• **Problem requirements**
Write out every entry, unchanged. Skip any picture.

• **Entries provided**
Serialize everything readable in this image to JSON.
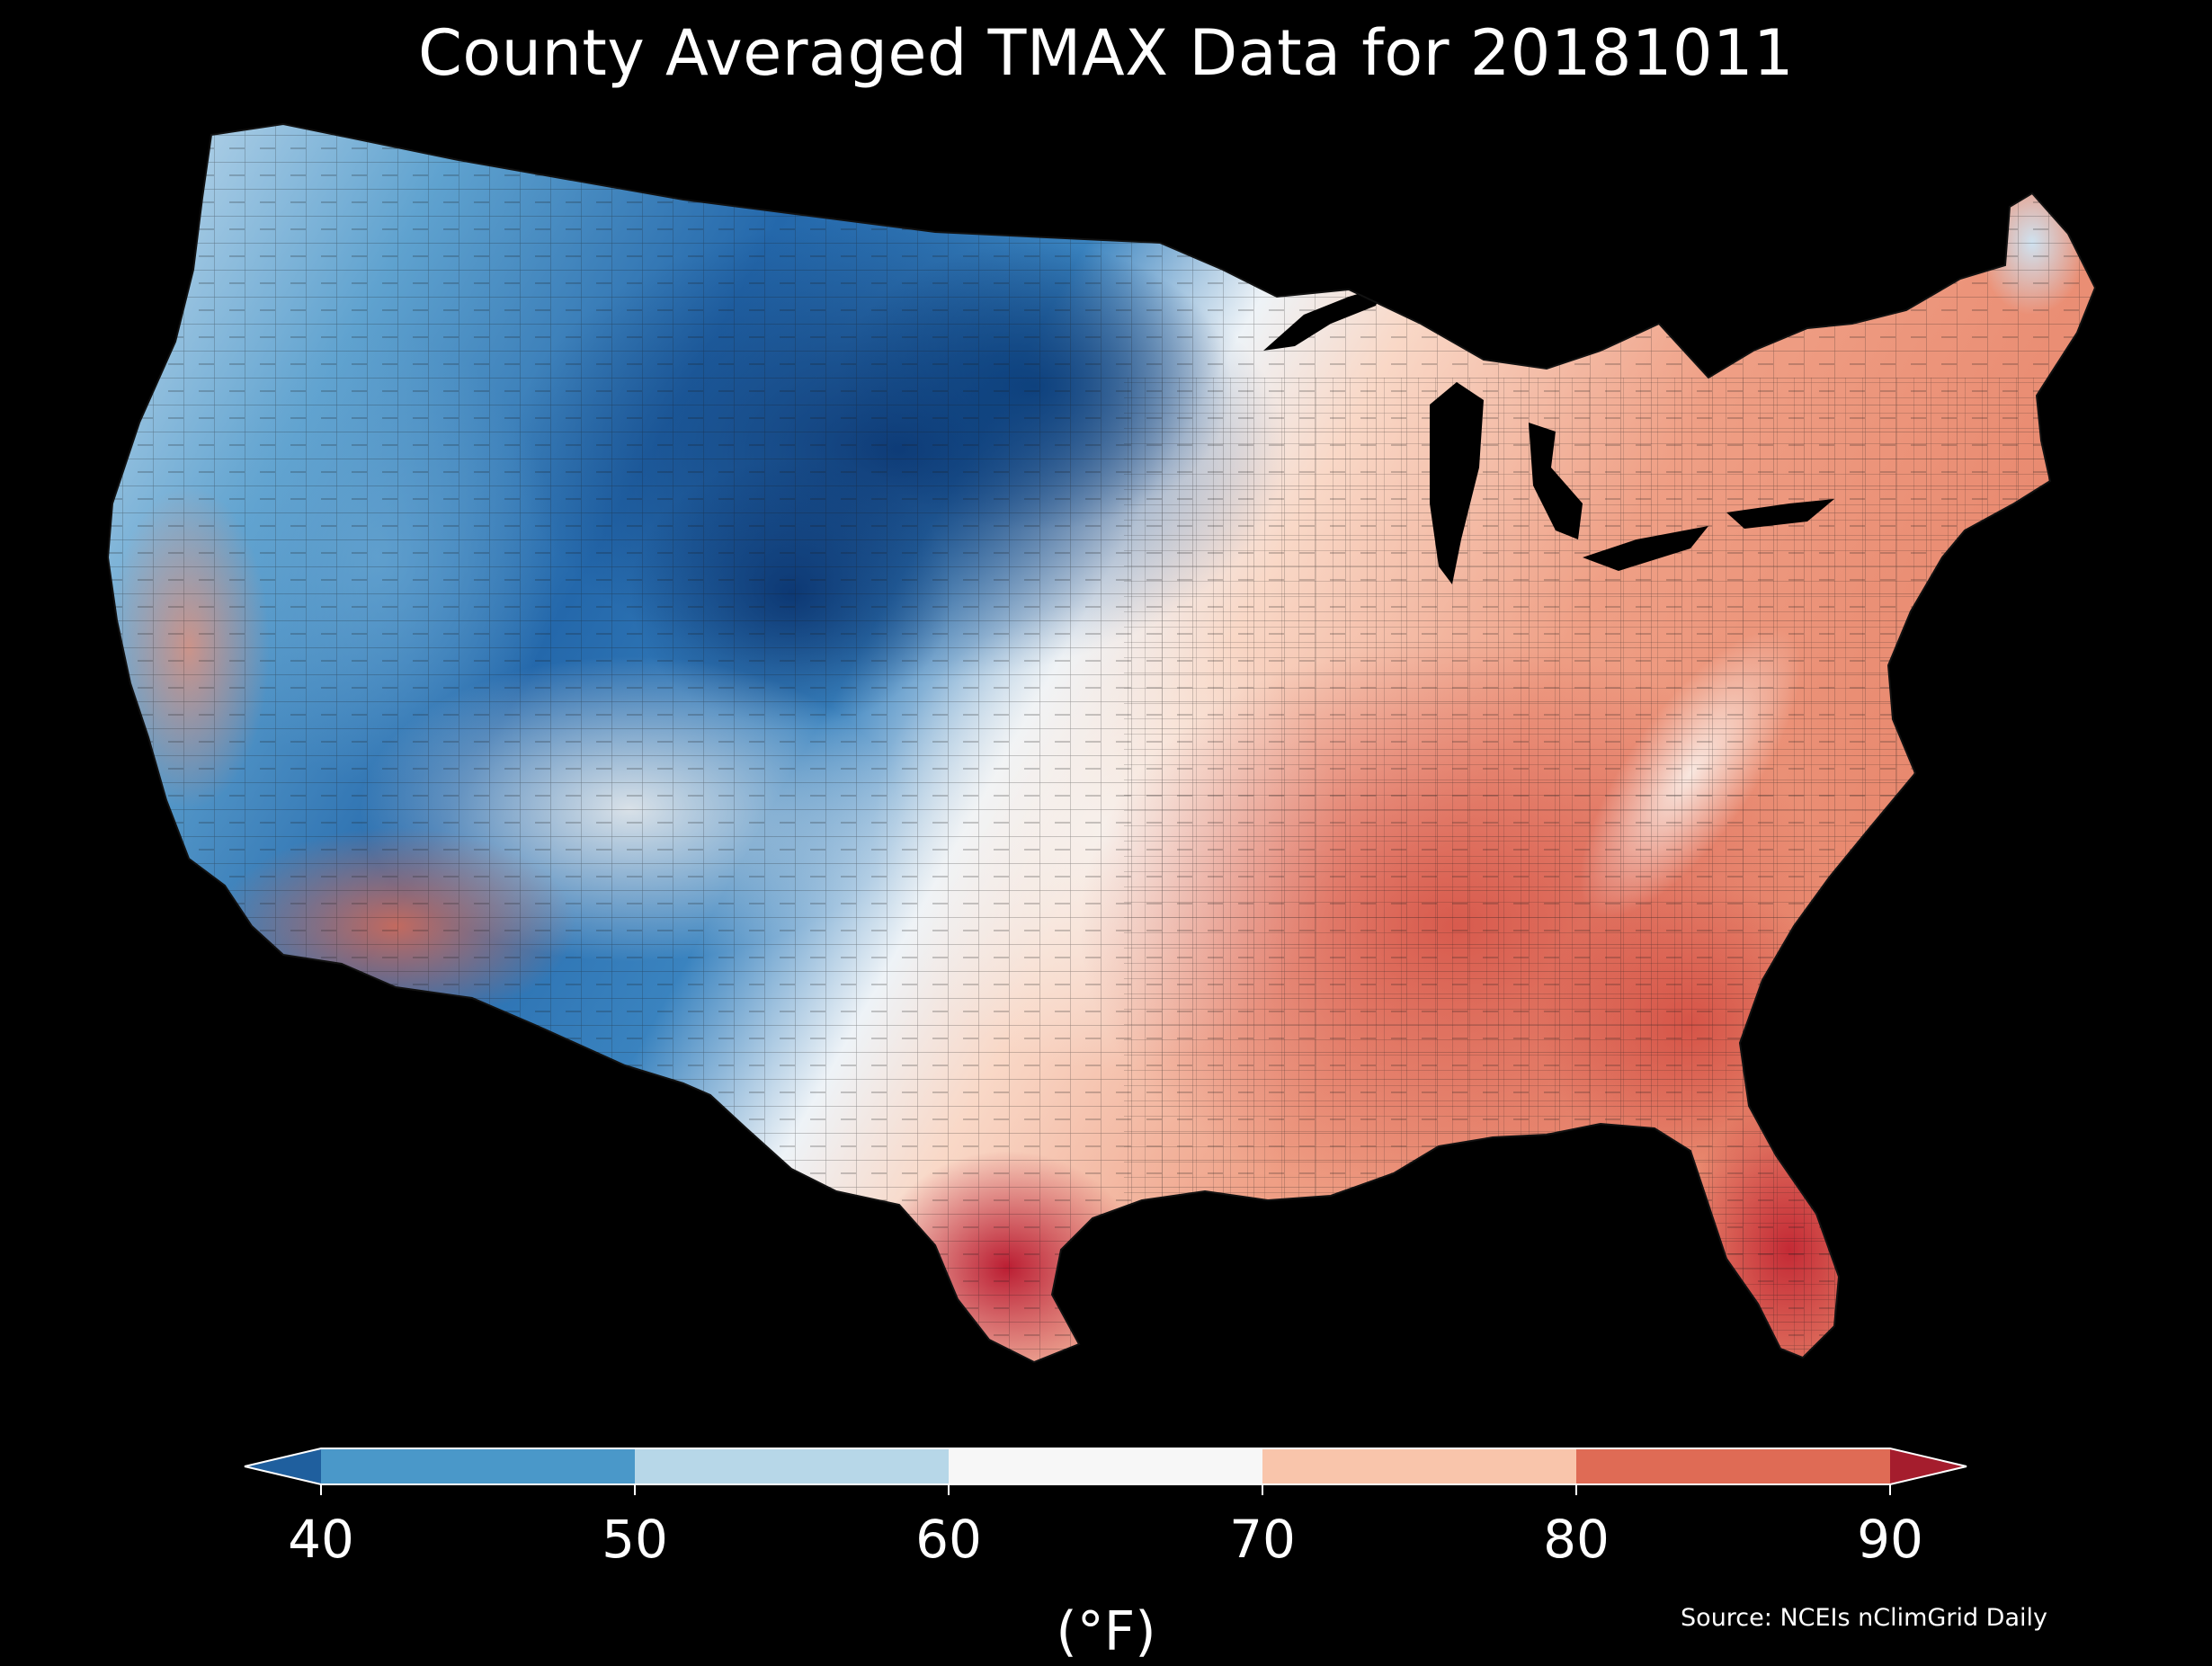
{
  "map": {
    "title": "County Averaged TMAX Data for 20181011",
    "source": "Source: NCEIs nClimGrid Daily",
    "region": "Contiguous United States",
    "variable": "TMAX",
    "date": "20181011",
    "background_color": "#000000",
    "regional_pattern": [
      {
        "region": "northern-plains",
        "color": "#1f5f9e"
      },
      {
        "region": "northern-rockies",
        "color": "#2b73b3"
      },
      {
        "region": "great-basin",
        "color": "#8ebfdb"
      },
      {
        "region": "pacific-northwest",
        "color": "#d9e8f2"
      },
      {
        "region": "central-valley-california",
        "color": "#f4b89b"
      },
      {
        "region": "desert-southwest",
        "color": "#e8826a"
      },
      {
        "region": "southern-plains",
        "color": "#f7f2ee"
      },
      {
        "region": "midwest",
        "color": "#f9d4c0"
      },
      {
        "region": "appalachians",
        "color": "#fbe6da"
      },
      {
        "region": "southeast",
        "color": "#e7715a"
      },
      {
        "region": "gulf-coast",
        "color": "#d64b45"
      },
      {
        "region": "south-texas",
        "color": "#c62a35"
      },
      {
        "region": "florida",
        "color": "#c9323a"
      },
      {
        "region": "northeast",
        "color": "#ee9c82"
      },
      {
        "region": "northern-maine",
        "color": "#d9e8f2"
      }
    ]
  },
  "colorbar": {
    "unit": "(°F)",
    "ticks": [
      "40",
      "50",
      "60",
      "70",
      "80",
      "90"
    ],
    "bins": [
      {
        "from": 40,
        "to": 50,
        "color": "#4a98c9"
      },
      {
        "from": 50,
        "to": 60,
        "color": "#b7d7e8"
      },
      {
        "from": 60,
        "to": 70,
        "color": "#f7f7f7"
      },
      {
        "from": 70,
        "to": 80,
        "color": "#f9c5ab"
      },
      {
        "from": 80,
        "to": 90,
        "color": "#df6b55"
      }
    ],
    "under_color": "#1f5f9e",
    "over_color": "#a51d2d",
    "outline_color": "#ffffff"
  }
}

• **Exercise result**
Serialize everything readable in this image to JSON.
{
  "map": {
    "title": "County Averaged TMAX Data for 20181011",
    "source": "Source: NCEIs nClimGrid Daily",
    "region": "Contiguous United States",
    "variable": "TMAX",
    "date": "20181011",
    "background_color": "#000000",
    "regional_pattern": [
      {
        "region": "northern-plains",
        "color": "#1f5f9e"
      },
      {
        "region": "northern-rockies",
        "color": "#2b73b3"
      },
      {
        "region": "great-basin",
        "color": "#8ebfdb"
      },
      {
        "region": "pacific-northwest",
        "color": "#d9e8f2"
      },
      {
        "region": "central-valley-california",
        "color": "#f4b89b"
      },
      {
        "region": "desert-southwest",
        "color": "#e8826a"
      },
      {
        "region": "southern-plains",
        "color": "#f7f2ee"
      },
      {
        "region": "midwest",
        "color": "#f9d4c0"
      },
      {
        "region": "appalachians",
        "color": "#fbe6da"
      },
      {
        "region": "southeast",
        "color": "#e7715a"
      },
      {
        "region": "gulf-coast",
        "color": "#d64b45"
      },
      {
        "region": "south-texas",
        "color": "#c62a35"
      },
      {
        "region": "florida",
        "color": "#c9323a"
      },
      {
        "region": "northeast",
        "color": "#ee9c82"
      },
      {
        "region": "northern-maine",
        "color": "#d9e8f2"
      }
    ]
  },
  "colorbar": {
    "unit": "(°F)",
    "ticks": [
      "40",
      "50",
      "60",
      "70",
      "80",
      "90"
    ],
    "bins": [
      {
        "from": 40,
        "to": 50,
        "color": "#4a98c9"
      },
      {
        "from": 50,
        "to": 60,
        "color": "#b7d7e8"
      },
      {
        "from": 60,
        "to": 70,
        "color": "#f7f7f7"
      },
      {
        "from": 70,
        "to": 80,
        "color": "#f9c5ab"
      },
      {
        "from": 80,
        "to": 90,
        "color": "#df6b55"
      }
    ],
    "under_color": "#1f5f9e",
    "over_color": "#a51d2d",
    "outline_color": "#ffffff"
  }
}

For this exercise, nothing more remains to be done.